BRIEF – The listing below must be repeated word for word, with its images excluded.

MATERIAL PROVIDED –
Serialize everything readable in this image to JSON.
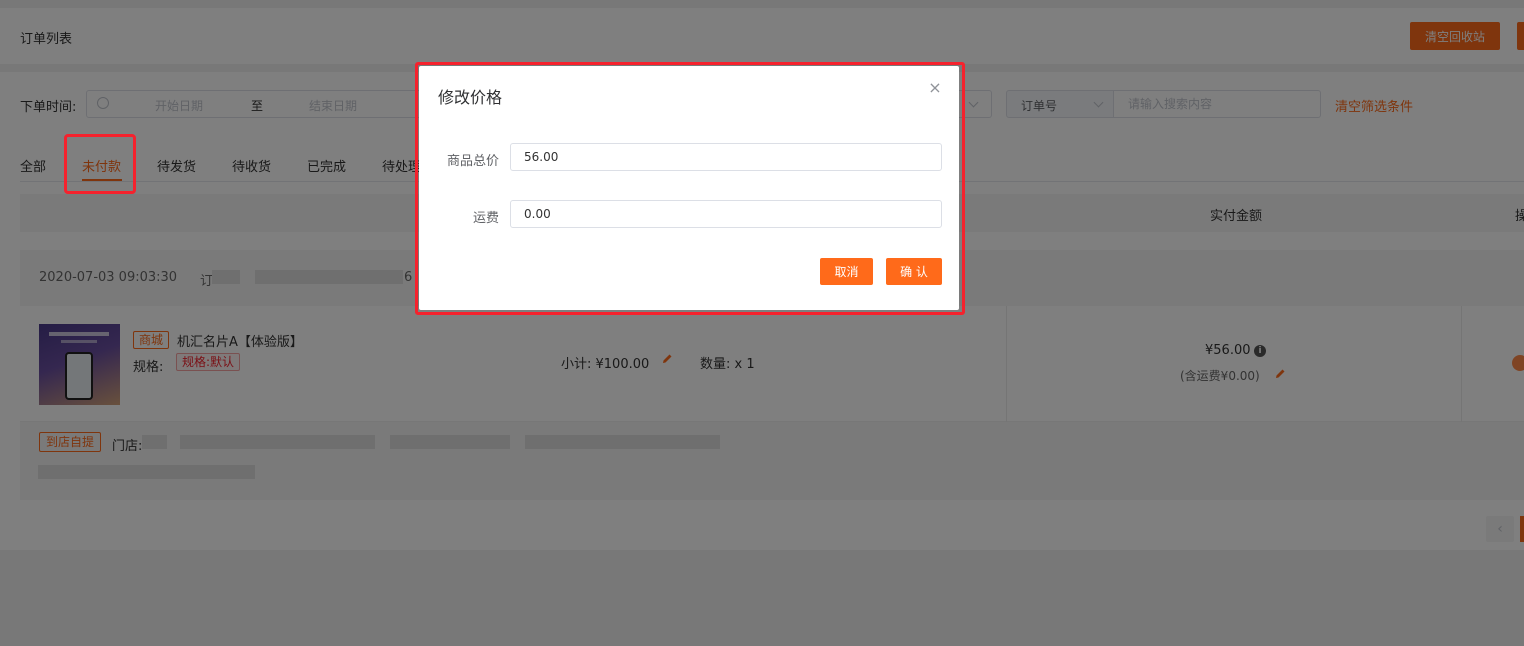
{
  "header": {
    "title": "订单列表",
    "clear_recycle_label": "清空回收站"
  },
  "filters": {
    "order_time_label": "下单时间:",
    "start_placeholder": "开始日期",
    "range_separator": "至",
    "end_placeholder": "结束日期",
    "search_type": "订单号",
    "search_placeholder": "请输入搜索内容",
    "clear_filters_label": "清空筛选条件"
  },
  "tabs": [
    {
      "label": "全部"
    },
    {
      "label": "未付款"
    },
    {
      "label": "待发货"
    },
    {
      "label": "待收货"
    },
    {
      "label": "已完成"
    },
    {
      "label": "待处理"
    }
  ],
  "table_header": {
    "paid_amount": "实付金额",
    "operation": "操"
  },
  "order": {
    "time": "2020-07-03 09:03:30",
    "order_no_prefix": "订",
    "order_no_tail": "6",
    "product": {
      "mall_tag": "商城",
      "name": "机汇名片A【体验版】",
      "spec_label": "规格:",
      "spec_value": "规格:默认",
      "subtotal": "小计: ¥100.00",
      "quantity": "数量: x 1"
    },
    "paid_amount": "¥56.00",
    "shipping_note": "(含运费¥0.00)",
    "pickup_tag": "到店自提",
    "store_label": "门店:"
  },
  "pager": {
    "prev": "‹"
  },
  "modal": {
    "title": "修改价格",
    "close": "×",
    "total_price_label": "商品总价",
    "total_price_value": "56.00",
    "shipping_label": "运费",
    "shipping_value": "0.00",
    "cancel_label": "取消",
    "confirm_label": "确 认"
  },
  "colors": {
    "accent": "#ff6a1a",
    "highlight": "#f5222d"
  }
}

EXERCISE SOLUTION –
Serialize everything readable in this image to JSON.
{
  "header": {
    "title": "订单列表",
    "clear_recycle_label": "清空回收站"
  },
  "filters": {
    "order_time_label": "下单时间:",
    "start_placeholder": "开始日期",
    "range_separator": "至",
    "end_placeholder": "结束日期",
    "search_type": "订单号",
    "search_placeholder": "请输入搜索内容",
    "clear_filters_label": "清空筛选条件"
  },
  "tabs": [
    {
      "label": "全部"
    },
    {
      "label": "未付款"
    },
    {
      "label": "待发货"
    },
    {
      "label": "待收货"
    },
    {
      "label": "已完成"
    },
    {
      "label": "待处理"
    }
  ],
  "table_header": {
    "paid_amount": "实付金额",
    "operation": "操"
  },
  "order": {
    "time": "2020-07-03 09:03:30",
    "order_no_prefix": "订",
    "order_no_tail": "6",
    "product": {
      "mall_tag": "商城",
      "name": "机汇名片A【体验版】",
      "spec_label": "规格:",
      "spec_value": "规格:默认",
      "subtotal": "小计: ¥100.00",
      "quantity": "数量: x 1"
    },
    "paid_amount": "¥56.00",
    "shipping_note": "(含运费¥0.00)",
    "pickup_tag": "到店自提",
    "store_label": "门店:"
  },
  "pager": {
    "prev": "‹"
  },
  "modal": {
    "title": "修改价格",
    "close": "×",
    "total_price_label": "商品总价",
    "total_price_value": "56.00",
    "shipping_label": "运费",
    "shipping_value": "0.00",
    "cancel_label": "取消",
    "confirm_label": "确 认"
  },
  "colors": {
    "accent": "#ff6a1a",
    "highlight": "#f5222d"
  }
}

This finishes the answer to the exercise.